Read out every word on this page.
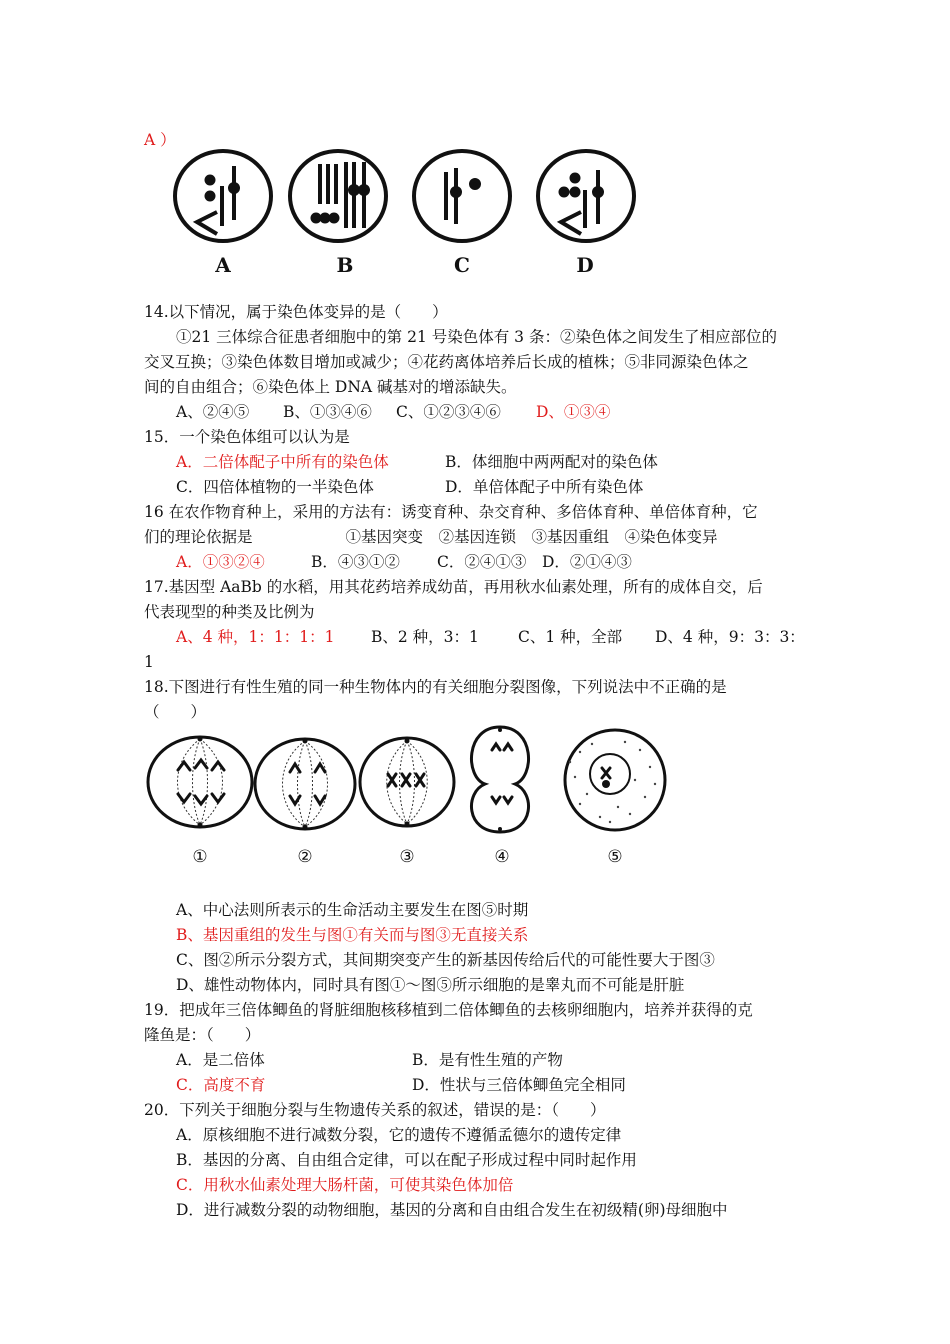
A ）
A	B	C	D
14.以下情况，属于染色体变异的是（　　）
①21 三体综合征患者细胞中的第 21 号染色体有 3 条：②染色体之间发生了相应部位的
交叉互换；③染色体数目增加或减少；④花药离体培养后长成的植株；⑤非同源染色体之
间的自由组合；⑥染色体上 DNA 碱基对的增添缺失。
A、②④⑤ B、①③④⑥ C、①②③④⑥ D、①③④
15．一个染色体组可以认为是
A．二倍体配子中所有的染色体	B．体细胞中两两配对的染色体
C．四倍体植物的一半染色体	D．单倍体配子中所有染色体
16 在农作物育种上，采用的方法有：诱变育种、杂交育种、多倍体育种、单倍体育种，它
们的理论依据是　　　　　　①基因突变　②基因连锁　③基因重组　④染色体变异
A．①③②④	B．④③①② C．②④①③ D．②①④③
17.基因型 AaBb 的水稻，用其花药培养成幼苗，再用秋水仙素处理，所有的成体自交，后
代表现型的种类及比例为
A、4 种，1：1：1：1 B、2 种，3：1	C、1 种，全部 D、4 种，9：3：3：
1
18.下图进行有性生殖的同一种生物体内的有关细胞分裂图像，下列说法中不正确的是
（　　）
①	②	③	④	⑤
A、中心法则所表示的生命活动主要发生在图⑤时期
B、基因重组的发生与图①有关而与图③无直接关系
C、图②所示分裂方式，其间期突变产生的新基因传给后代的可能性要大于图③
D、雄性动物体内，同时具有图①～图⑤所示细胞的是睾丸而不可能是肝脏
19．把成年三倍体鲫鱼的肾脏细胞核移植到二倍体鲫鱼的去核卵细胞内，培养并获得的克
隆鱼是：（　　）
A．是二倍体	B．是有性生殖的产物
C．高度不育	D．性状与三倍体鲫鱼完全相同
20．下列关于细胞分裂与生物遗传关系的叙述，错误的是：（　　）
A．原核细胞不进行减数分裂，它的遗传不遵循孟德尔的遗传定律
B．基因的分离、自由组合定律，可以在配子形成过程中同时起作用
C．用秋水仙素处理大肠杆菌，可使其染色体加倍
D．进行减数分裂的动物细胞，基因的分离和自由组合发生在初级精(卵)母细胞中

* * *

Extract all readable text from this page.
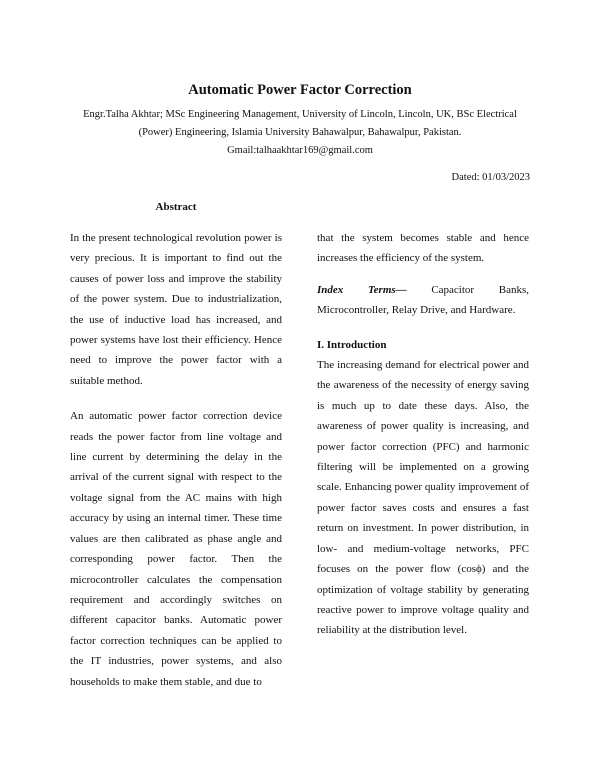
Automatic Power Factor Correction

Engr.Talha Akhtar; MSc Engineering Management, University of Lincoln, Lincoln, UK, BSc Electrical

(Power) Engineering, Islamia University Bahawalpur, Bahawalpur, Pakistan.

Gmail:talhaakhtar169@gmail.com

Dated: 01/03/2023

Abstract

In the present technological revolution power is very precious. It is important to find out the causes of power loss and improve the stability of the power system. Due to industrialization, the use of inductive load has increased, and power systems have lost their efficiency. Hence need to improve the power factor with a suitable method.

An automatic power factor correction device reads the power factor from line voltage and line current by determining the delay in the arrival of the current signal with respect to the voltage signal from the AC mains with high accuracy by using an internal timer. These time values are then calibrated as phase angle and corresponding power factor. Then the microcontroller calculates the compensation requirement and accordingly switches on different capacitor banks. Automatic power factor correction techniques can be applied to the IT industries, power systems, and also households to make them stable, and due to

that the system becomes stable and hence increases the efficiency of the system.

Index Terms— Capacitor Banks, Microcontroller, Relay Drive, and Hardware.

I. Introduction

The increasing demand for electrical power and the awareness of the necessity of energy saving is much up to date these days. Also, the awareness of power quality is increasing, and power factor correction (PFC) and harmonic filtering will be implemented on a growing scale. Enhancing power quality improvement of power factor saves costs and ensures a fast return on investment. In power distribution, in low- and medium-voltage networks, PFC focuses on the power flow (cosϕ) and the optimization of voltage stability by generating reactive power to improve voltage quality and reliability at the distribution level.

* * *

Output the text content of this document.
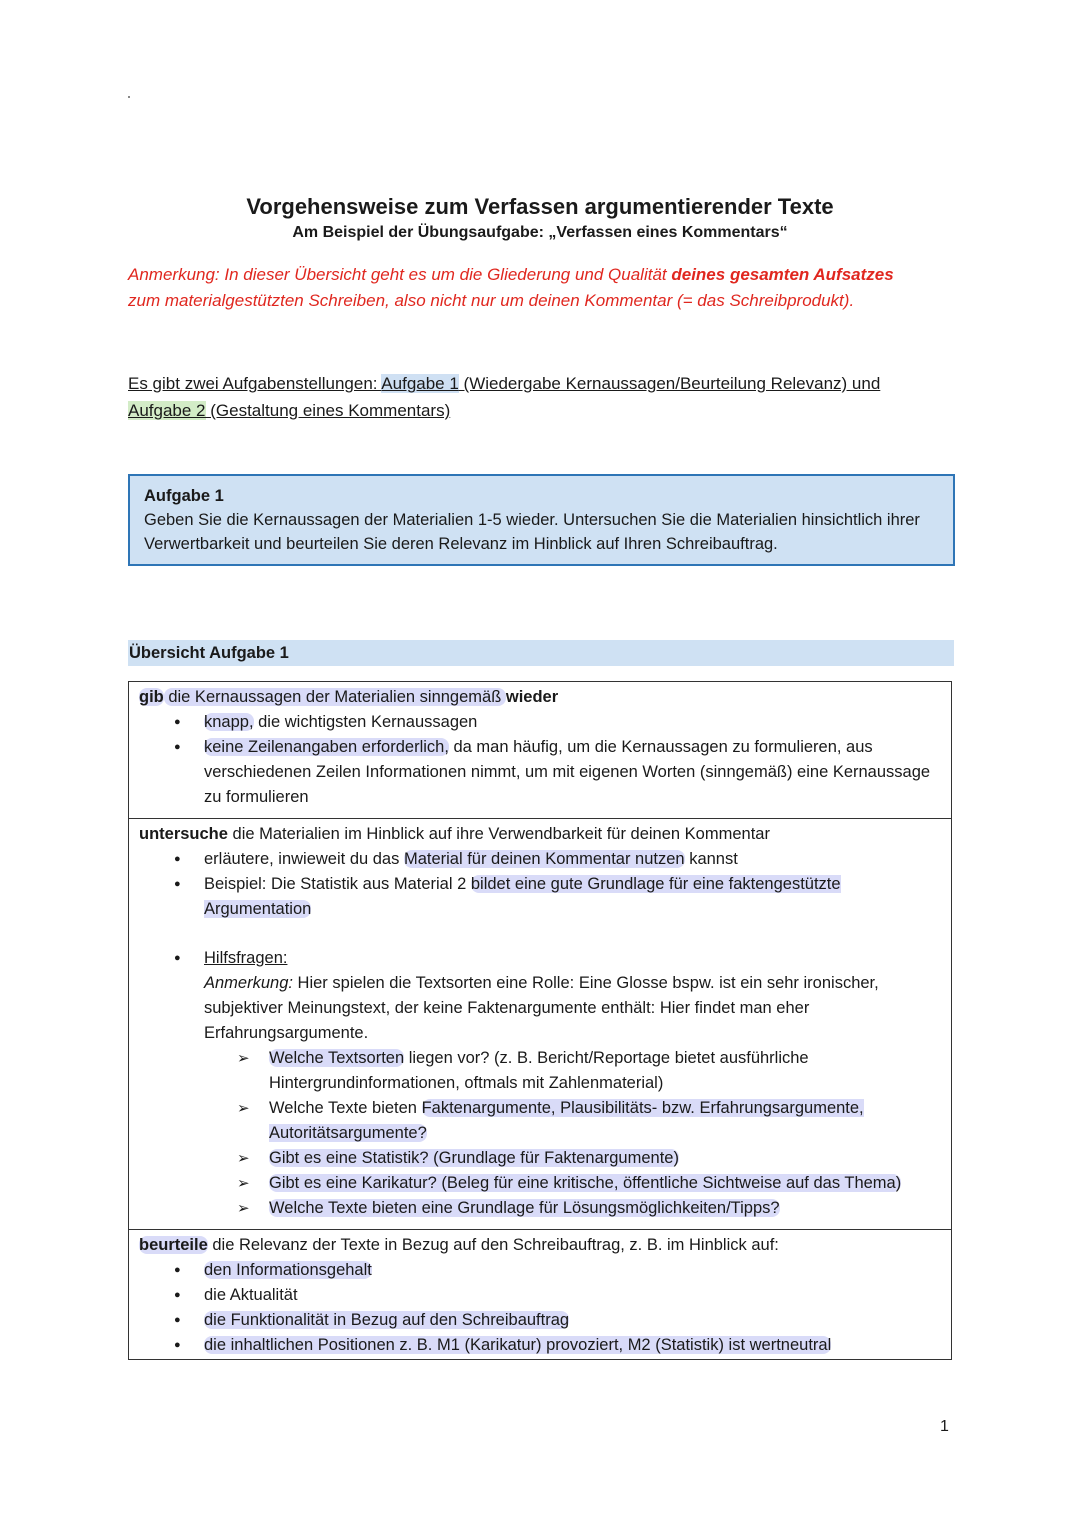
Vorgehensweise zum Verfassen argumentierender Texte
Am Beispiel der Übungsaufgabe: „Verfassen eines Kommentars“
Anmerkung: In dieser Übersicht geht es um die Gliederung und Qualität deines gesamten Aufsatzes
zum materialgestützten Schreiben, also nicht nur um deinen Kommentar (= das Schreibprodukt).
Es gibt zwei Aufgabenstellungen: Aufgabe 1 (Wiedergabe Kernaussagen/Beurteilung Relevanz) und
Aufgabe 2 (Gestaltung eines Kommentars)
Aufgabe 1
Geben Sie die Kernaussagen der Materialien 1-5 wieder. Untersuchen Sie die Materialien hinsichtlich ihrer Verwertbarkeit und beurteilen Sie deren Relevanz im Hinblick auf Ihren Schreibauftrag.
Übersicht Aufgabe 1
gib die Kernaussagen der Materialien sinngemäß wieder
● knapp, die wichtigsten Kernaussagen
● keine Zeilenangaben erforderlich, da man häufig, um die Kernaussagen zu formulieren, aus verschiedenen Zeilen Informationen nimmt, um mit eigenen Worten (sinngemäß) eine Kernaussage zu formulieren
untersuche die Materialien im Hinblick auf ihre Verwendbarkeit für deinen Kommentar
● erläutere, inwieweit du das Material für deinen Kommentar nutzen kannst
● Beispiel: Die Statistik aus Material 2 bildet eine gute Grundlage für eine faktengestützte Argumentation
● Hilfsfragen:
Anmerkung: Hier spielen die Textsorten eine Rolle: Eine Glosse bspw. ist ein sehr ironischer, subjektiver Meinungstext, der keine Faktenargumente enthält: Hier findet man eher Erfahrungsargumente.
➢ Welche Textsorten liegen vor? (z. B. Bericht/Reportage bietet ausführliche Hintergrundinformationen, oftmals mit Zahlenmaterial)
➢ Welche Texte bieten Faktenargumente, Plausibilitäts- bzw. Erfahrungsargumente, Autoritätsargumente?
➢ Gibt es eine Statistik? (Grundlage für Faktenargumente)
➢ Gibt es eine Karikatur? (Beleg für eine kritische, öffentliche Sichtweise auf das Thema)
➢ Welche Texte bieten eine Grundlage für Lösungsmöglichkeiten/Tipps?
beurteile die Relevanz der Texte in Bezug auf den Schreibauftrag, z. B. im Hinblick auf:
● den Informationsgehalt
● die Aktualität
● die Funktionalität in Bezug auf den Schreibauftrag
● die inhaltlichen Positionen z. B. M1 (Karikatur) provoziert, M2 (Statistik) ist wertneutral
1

* * *

◆ To be done: Where a line contains "from", copy that line.

◆ Answer:
Extract all readable text from this page.
An automatic power factor correction device reads the power factor from line voltage and line current by determining the delay in the arrival of the current signal with respect to the voltage signal from the AC mains with high accuracy by using an internal timer. These time values are then calibrated as phase angle and corresponding power factor. Then the microcontroller calculates the compensation requirement and accordingly switches on different capacitor banks. Automatic power factor correction techniques can be applied to the IT industries, power systems, and also households to make them stable, and due to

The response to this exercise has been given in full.